> GOAL: Gather up the lines that contain "çizgi".

> DATA FOR THIS EXERCISE:

================

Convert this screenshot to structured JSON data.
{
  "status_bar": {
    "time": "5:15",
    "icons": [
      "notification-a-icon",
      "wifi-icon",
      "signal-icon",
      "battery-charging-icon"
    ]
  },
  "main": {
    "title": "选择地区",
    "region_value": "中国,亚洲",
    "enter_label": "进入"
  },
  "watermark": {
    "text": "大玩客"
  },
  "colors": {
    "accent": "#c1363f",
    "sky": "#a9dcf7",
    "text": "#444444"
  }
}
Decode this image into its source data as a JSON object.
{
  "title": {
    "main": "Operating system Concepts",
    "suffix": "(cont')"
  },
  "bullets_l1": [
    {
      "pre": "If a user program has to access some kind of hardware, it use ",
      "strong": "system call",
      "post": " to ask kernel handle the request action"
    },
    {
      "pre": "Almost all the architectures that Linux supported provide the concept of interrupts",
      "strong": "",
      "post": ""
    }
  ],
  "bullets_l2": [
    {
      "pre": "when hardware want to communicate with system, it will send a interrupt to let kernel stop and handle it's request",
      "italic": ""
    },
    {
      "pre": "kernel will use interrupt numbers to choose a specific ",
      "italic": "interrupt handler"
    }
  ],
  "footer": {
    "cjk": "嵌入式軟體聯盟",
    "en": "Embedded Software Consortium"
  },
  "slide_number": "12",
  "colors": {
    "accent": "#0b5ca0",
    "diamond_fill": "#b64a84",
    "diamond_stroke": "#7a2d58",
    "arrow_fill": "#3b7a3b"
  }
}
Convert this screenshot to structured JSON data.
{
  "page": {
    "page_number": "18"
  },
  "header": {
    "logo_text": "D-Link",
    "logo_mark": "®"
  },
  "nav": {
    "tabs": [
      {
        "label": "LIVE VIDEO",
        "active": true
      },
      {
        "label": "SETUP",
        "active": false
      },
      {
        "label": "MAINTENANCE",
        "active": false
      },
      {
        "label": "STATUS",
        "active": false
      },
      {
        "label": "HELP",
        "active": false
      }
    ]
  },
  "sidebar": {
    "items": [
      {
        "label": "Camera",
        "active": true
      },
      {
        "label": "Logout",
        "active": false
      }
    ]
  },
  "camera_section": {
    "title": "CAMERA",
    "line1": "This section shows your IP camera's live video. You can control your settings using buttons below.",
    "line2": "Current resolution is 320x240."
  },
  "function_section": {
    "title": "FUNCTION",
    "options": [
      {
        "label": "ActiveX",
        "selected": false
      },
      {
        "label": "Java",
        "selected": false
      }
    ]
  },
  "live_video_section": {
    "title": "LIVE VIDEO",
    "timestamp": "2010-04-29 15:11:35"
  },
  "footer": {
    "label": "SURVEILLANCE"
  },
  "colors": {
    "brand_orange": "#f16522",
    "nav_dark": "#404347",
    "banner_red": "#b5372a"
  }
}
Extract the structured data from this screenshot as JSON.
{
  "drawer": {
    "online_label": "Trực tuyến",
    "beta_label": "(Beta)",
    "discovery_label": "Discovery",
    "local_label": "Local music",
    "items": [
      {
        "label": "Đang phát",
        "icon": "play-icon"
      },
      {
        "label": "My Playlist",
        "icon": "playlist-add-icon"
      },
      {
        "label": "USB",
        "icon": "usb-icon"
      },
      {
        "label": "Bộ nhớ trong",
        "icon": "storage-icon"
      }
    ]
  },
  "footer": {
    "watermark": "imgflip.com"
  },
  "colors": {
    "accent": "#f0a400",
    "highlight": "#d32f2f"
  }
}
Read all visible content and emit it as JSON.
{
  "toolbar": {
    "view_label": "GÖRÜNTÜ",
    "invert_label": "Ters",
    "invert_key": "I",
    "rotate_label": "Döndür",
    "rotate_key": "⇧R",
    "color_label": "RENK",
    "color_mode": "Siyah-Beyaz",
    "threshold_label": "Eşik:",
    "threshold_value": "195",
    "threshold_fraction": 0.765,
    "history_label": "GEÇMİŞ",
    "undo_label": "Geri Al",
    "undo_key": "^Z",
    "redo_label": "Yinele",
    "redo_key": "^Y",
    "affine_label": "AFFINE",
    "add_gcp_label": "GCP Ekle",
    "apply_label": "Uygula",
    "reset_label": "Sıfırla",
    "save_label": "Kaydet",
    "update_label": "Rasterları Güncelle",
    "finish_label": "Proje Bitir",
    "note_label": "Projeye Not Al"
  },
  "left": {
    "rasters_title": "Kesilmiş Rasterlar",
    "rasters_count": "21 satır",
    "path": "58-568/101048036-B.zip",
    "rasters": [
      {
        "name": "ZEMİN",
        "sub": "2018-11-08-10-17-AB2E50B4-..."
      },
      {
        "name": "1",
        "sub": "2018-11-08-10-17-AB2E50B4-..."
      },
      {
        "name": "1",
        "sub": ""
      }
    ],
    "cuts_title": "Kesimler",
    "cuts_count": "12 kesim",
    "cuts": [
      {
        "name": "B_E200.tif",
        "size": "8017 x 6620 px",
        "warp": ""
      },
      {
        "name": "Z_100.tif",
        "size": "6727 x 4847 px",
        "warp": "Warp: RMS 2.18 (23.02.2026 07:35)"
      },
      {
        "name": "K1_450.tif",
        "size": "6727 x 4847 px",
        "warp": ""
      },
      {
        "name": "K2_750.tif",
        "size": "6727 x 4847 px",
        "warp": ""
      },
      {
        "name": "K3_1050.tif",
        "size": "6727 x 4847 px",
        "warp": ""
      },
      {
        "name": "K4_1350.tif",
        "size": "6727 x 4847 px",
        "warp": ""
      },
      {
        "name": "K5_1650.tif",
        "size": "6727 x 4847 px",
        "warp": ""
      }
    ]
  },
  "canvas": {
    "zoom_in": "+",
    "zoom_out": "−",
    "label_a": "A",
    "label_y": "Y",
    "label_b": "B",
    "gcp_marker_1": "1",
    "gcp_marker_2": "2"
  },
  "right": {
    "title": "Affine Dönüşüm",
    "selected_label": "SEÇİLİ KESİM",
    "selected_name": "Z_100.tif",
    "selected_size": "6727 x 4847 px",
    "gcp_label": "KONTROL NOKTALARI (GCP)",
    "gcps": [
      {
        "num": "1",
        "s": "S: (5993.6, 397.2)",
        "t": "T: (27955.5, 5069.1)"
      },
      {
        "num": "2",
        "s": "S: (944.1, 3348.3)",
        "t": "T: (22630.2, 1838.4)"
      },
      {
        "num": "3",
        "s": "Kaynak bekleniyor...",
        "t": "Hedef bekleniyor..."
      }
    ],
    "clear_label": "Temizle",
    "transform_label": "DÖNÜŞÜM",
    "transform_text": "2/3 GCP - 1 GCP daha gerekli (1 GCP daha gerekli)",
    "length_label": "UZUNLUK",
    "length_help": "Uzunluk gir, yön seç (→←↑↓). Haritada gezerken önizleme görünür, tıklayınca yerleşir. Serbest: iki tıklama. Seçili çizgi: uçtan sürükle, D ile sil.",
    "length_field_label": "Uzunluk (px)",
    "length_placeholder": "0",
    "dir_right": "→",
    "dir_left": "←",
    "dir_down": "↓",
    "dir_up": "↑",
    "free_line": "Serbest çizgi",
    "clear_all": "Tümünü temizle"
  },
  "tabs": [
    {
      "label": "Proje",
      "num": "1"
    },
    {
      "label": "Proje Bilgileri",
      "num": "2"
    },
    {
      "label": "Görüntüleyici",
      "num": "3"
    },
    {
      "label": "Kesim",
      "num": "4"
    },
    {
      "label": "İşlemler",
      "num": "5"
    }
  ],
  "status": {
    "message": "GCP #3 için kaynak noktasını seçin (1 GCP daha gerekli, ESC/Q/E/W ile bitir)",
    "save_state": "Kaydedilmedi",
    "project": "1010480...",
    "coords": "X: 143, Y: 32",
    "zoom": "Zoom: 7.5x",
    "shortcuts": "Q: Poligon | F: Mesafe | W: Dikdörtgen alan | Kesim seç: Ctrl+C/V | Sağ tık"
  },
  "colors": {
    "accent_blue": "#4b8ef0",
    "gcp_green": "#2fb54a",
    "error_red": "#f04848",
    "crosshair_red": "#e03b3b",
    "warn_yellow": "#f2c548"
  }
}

================

> REPLY TO THE EXERCISE:
    "length_help": "Uzunluk gir, yön seç (→←↑↓). Haritada gezerken önizleme görünür, tıklayınca yerleşir. Serbest: iki tıklama. Seçili çizgi: uçtan sürükle, D ile sil.",
    "free_line": "Serbest çizgi",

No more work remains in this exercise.